— Start of PROVIDED INFORMATION —

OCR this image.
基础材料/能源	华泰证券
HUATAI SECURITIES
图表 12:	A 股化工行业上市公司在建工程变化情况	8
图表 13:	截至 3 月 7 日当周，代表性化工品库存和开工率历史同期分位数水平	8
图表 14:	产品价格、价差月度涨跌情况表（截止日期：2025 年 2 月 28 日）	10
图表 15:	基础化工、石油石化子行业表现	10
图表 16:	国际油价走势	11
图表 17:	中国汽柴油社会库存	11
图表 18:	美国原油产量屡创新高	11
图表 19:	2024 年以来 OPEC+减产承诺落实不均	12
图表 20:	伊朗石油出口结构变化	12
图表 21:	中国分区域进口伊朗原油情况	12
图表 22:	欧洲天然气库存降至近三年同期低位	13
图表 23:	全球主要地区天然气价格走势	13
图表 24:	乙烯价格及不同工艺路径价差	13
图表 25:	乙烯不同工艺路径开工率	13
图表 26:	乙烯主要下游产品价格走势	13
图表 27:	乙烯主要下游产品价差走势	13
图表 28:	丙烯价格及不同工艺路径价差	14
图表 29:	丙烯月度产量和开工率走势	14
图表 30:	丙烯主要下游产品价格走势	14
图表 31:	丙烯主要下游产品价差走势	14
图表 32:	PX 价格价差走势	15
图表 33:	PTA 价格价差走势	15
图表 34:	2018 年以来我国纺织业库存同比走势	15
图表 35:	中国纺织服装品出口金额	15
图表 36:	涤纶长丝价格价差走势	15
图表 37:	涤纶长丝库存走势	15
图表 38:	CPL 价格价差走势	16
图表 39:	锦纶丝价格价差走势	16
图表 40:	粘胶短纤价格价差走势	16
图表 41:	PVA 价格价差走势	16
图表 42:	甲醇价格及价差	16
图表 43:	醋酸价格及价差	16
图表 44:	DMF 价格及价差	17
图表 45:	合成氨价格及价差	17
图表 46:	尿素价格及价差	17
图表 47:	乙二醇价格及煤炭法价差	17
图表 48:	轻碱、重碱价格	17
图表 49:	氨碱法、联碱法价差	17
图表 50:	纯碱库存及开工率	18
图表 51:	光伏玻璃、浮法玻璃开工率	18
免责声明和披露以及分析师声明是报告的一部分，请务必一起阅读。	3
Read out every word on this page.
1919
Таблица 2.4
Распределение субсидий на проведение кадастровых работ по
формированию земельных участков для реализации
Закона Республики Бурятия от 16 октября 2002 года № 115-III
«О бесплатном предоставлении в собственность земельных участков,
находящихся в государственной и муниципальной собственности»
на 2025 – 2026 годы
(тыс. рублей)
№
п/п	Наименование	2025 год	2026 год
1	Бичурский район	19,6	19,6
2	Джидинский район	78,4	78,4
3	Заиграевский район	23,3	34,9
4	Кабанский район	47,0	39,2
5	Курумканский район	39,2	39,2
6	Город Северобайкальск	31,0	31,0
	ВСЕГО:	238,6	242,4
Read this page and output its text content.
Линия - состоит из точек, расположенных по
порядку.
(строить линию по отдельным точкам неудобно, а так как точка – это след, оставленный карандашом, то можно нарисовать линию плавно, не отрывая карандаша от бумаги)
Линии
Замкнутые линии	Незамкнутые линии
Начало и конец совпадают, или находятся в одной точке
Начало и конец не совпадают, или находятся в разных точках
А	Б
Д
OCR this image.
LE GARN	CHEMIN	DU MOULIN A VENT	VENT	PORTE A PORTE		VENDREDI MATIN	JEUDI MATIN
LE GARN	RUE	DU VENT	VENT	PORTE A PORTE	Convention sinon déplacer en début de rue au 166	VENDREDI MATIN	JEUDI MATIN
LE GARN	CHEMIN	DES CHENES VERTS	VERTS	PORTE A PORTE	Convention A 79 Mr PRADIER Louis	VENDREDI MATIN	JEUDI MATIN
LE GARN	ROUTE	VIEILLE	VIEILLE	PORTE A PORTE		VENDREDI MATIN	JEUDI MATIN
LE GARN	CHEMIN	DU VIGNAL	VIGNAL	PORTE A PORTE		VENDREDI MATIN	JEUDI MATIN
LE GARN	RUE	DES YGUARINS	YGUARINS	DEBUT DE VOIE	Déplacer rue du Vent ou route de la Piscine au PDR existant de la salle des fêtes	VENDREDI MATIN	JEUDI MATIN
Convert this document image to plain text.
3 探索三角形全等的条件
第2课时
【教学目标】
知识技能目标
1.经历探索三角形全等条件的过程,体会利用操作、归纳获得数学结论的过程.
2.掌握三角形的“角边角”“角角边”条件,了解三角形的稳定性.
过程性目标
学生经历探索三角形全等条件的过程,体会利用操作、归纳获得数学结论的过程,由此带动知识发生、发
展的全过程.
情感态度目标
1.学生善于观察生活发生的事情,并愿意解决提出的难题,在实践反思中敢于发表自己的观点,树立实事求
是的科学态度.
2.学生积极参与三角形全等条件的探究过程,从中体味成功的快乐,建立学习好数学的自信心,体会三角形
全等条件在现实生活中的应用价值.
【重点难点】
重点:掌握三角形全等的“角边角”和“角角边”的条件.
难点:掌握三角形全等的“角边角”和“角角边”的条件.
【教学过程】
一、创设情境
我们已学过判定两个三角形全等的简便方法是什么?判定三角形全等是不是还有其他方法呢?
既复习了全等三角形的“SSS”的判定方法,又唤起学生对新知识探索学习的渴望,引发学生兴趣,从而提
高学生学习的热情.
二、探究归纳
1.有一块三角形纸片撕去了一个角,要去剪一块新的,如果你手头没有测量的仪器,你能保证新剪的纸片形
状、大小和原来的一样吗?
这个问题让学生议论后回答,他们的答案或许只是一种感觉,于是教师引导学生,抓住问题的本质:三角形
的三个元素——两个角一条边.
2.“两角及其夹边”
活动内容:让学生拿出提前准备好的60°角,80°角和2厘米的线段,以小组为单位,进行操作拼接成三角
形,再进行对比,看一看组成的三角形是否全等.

— End of PROVIDED INFORMATION —

- _TASK_:
Copy the records above exactly as they appear.

- _SOLUTION FOR THIS PROBLEM_:
OCR this image.
基础材料/能源	华泰证券
HUATAI SECURITIES
图表 12:	A 股化工行业上市公司在建工程变化情况	8
图表 13:	截至 3 月 7 日当周，代表性化工品库存和开工率历史同期分位数水平	8
图表 14:	产品价格、价差月度涨跌情况表（截止日期：2025 年 2 月 28 日）	10
图表 15:	基础化工、石油石化子行业表现	10
图表 16:	国际油价走势	11
图表 17:	中国汽柴油社会库存	11
图表 18:	美国原油产量屡创新高	11
图表 19:	2024 年以来 OPEC+减产承诺落实不均	12
图表 20:	伊朗石油出口结构变化	12
图表 21:	中国分区域进口伊朗原油情况	12
图表 22:	欧洲天然气库存降至近三年同期低位	13
图表 23:	全球主要地区天然气价格走势	13
图表 24:	乙烯价格及不同工艺路径价差	13
图表 25:	乙烯不同工艺路径开工率	13
图表 26:	乙烯主要下游产品价格走势	13
图表 27:	乙烯主要下游产品价差走势	13
图表 28:	丙烯价格及不同工艺路径价差	14
图表 29:	丙烯月度产量和开工率走势	14
图表 30:	丙烯主要下游产品价格走势	14
图表 31:	丙烯主要下游产品价差走势	14
图表 32:	PX 价格价差走势	15
图表 33:	PTA 价格价差走势	15
图表 34:	2018 年以来我国纺织业库存同比走势	15
图表 35:	中国纺织服装品出口金额	15
图表 36:	涤纶长丝价格价差走势	15
图表 37:	涤纶长丝库存走势	15
图表 38:	CPL 价格价差走势	16
图表 39:	锦纶丝价格价差走势	16
图表 40:	粘胶短纤价格价差走势	16
图表 41:	PVA 价格价差走势	16
图表 42:	甲醇价格及价差	16
图表 43:	醋酸价格及价差	16
图表 44:	DMF 价格及价差	17
图表 45:	合成氨价格及价差	17
图表 46:	尿素价格及价差	17
图表 47:	乙二醇价格及煤炭法价差	17
图表 48:	轻碱、重碱价格	17
图表 49:	氨碱法、联碱法价差	17
图表 50:	纯碱库存及开工率	18
图表 51:	光伏玻璃、浮法玻璃开工率	18
免责声明和披露以及分析师声明是报告的一部分，请务必一起阅读。	3
Read out every word on this page.
1919
Таблица 2.4
Распределение субсидий на проведение кадастровых работ по
формированию земельных участков для реализации
Закона Республики Бурятия от 16 октября 2002 года № 115-III
«О бесплатном предоставлении в собственность земельных участков,
находящихся в государственной и муниципальной собственности»
на 2025 – 2026 годы
(тыс. рублей)
№
п/п	Наименование	2025 год	2026 год
1	Бичурский район	19,6	19,6
2	Джидинский район	78,4	78,4
3	Заиграевский район	23,3	34,9
4	Кабанский район	47,0	39,2
5	Курумканский район	39,2	39,2
6	Город Северобайкальск	31,0	31,0
	ВСЕГО:	238,6	242,4
Read this page and output its text content.
Линия - состоит из точек, расположенных по
порядку.
(строить линию по отдельным точкам неудобно, а так как точка – это след, оставленный карандашом, то можно нарисовать линию плавно, не отрывая карандаша от бумаги)
Линии
Замкнутые линии	Незамкнутые линии
Начало и конец совпадают, или находятся в одной точке
Начало и конец не совпадают, или находятся в разных точках
А	Б
Д
OCR this image.
LE GARN	CHEMIN	DU MOULIN A VENT	VENT	PORTE A PORTE		VENDREDI MATIN	JEUDI MATIN
LE GARN	RUE	DU VENT	VENT	PORTE A PORTE	Convention sinon déplacer en début de rue au 166	VENDREDI MATIN	JEUDI MATIN
LE GARN	CHEMIN	DES CHENES VERTS	VERTS	PORTE A PORTE	Convention A 79 Mr PRADIER Louis	VENDREDI MATIN	JEUDI MATIN
LE GARN	ROUTE	VIEILLE	VIEILLE	PORTE A PORTE		VENDREDI MATIN	JEUDI MATIN
LE GARN	CHEMIN	DU VIGNAL	VIGNAL	PORTE A PORTE		VENDREDI MATIN	JEUDI MATIN
LE GARN	RUE	DES YGUARINS	YGUARINS	DEBUT DE VOIE	Déplacer rue du Vent ou route de la Piscine au PDR existant de la salle des fêtes	VENDREDI MATIN	JEUDI MATIN
Convert this document image to plain text.
3 探索三角形全等的条件
第2课时
【教学目标】
知识技能目标
1.经历探索三角形全等条件的过程,体会利用操作、归纳获得数学结论的过程.
2.掌握三角形的“角边角”“角角边”条件,了解三角形的稳定性.
过程性目标
学生经历探索三角形全等条件的过程,体会利用操作、归纳获得数学结论的过程,由此带动知识发生、发
展的全过程.
情感态度目标
1.学生善于观察生活发生的事情,并愿意解决提出的难题,在实践反思中敢于发表自己的观点,树立实事求
是的科学态度.
2.学生积极参与三角形全等条件的探究过程,从中体味成功的快乐,建立学习好数学的自信心,体会三角形
全等条件在现实生活中的应用价值.
【重点难点】
重点:掌握三角形全等的“角边角”和“角角边”的条件.
难点:掌握三角形全等的“角边角”和“角角边”的条件.
【教学过程】
一、创设情境
我们已学过判定两个三角形全等的简便方法是什么?判定三角形全等是不是还有其他方法呢?
既复习了全等三角形的“SSS”的判定方法,又唤起学生对新知识探索学习的渴望,引发学生兴趣,从而提
高学生学习的热情.
二、探究归纳
1.有一块三角形纸片撕去了一个角,要去剪一块新的,如果你手头没有测量的仪器,你能保证新剪的纸片形
状、大小和原来的一样吗?
这个问题让学生议论后回答,他们的答案或许只是一种感觉,于是教师引导学生,抓住问题的本质:三角形
的三个元素——两个角一条边.
2.“两角及其夹边”
活动内容:让学生拿出提前准备好的60°角,80°角和2厘米的线段,以小组为单位,进行操作拼接成三角
形,再进行对比,看一看组成的三角形是否全等.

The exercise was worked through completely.